▸ The problem
Copy each entry as it stands, leaving nothing out.

▸ Supplied data
########

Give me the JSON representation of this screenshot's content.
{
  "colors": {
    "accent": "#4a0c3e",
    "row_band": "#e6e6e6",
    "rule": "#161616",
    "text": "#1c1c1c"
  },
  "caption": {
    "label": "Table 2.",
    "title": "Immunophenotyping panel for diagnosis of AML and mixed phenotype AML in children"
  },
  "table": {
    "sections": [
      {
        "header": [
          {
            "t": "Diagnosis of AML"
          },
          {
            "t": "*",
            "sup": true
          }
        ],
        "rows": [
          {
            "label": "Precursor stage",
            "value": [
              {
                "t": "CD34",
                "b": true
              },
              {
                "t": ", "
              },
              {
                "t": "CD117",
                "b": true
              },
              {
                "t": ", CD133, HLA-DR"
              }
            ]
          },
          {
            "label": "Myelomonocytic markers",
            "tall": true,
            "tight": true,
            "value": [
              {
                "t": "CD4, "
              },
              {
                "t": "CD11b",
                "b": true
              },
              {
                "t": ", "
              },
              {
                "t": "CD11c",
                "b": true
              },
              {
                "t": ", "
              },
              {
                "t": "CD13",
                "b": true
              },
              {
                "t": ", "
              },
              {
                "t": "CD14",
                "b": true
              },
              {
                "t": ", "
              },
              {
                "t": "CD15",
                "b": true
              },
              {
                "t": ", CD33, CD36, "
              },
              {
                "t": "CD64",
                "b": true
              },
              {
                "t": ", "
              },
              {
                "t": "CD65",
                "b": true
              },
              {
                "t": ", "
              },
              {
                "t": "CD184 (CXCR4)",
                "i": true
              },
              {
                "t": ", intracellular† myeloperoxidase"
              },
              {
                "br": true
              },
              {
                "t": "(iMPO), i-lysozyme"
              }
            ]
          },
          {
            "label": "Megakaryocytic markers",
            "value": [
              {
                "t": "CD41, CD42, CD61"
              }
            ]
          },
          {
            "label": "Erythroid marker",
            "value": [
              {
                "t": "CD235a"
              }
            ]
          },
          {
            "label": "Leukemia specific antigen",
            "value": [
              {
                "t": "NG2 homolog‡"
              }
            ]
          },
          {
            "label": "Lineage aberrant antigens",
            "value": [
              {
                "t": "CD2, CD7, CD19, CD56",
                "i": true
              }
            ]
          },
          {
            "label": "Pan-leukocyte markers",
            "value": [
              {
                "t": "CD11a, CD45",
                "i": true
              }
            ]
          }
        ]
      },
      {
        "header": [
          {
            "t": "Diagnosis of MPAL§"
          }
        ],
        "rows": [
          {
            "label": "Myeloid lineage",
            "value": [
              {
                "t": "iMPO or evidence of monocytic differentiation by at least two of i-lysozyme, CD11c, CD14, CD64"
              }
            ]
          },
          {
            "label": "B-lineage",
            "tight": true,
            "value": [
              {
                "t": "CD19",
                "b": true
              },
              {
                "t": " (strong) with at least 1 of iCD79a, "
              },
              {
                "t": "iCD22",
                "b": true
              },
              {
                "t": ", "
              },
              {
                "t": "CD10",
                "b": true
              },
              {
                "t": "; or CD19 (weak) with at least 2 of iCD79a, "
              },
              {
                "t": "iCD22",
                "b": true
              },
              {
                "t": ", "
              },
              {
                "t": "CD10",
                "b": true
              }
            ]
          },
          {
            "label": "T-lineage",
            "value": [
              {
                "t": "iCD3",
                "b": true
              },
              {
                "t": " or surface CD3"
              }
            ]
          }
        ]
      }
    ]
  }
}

########

▸ Output of the task
Give me the JSON representation of this screenshot's content.
{
  "colors": {
    "accent": "#4a0c3e",
    "row_band": "#e6e6e6",
    "rule": "#161616",
    "text": "#1c1c1c"
  },
  "caption": {
    "label": "Table 2.",
    "title": "Immunophenotyping panel for diagnosis of AML and mixed phenotype AML in children"
  },
  "table": {
    "sections": [
      {
        "header": [
          {
            "t": "Diagnosis of AML"
          },
          {
            "t": "*",
            "sup": true
          }
        ],
        "rows": [
          {
            "label": "Precursor stage",
            "value": [
              {
                "t": "CD34",
                "b": true
              },
              {
                "t": ", "
              },
              {
                "t": "CD117",
                "b": true
              },
              {
                "t": ", CD133, HLA-DR"
              }
            ]
          },
          {
            "label": "Myelomonocytic markers",
            "tall": true,
            "tight": true,
            "value": [
              {
                "t": "CD4, "
              },
              {
                "t": "CD11b",
                "b": true
              },
              {
                "t": ", "
              },
              {
                "t": "CD11c",
                "b": true
              },
              {
                "t": ", "
              },
              {
                "t": "CD13",
                "b": true
              },
              {
                "t": ", "
              },
              {
                "t": "CD14",
                "b": true
              },
              {
                "t": ", "
              },
              {
                "t": "CD15",
                "b": true
              },
              {
                "t": ", CD33, CD36, "
              },
              {
                "t": "CD64",
                "b": true
              },
              {
                "t": ", "
              },
              {
                "t": "CD65",
                "b": true
              },
              {
                "t": ", "
              },
              {
                "t": "CD184 (CXCR4)",
                "i": true
              },
              {
                "t": ", intracellular† myeloperoxidase"
              },
              {
                "br": true
              },
              {
                "t": "(iMPO), i-lysozyme"
              }
            ]
          },
          {
            "label": "Megakaryocytic markers",
            "value": [
              {
                "t": "CD41, CD42, CD61"
              }
            ]
          },
          {
            "label": "Erythroid marker",
            "value": [
              {
                "t": "CD235a"
              }
            ]
          },
          {
            "label": "Leukemia specific antigen",
            "value": [
              {
                "t": "NG2 homolog‡"
              }
            ]
          },
          {
            "label": "Lineage aberrant antigens",
            "value": [
              {
                "t": "CD2, CD7, CD19, CD56",
                "i": true
              }
            ]
          },
          {
            "label": "Pan-leukocyte markers",
            "value": [
              {
                "t": "CD11a, CD45",
                "i": true
              }
            ]
          }
        ]
      },
      {
        "header": [
          {
            "t": "Diagnosis of MPAL§"
          }
        ],
        "rows": [
          {
            "label": "Myeloid lineage",
            "value": [
              {
                "t": "iMPO or evidence of monocytic differentiation by at least two of i-lysozyme, CD11c, CD14, CD64"
              }
            ]
          },
          {
            "label": "B-lineage",
            "tight": true,
            "value": [
              {
                "t": "CD19",
                "b": true
              },
              {
                "t": " (strong) with at least 1 of iCD79a, "
              },
              {
                "t": "iCD22",
                "b": true
              },
              {
                "t": ", "
              },
              {
                "t": "CD10",
                "b": true
              },
              {
                "t": "; or CD19 (weak) with at least 2 of iCD79a, "
              },
              {
                "t": "iCD22",
                "b": true
              },
              {
                "t": ", "
              },
              {
                "t": "CD10",
                "b": true
              }
            ]
          },
          {
            "label": "T-lineage",
            "value": [
              {
                "t": "iCD3",
                "b": true
              },
              {
                "t": " or surface CD3"
              }
            ]
          }
        ]
      }
    ]
  }
}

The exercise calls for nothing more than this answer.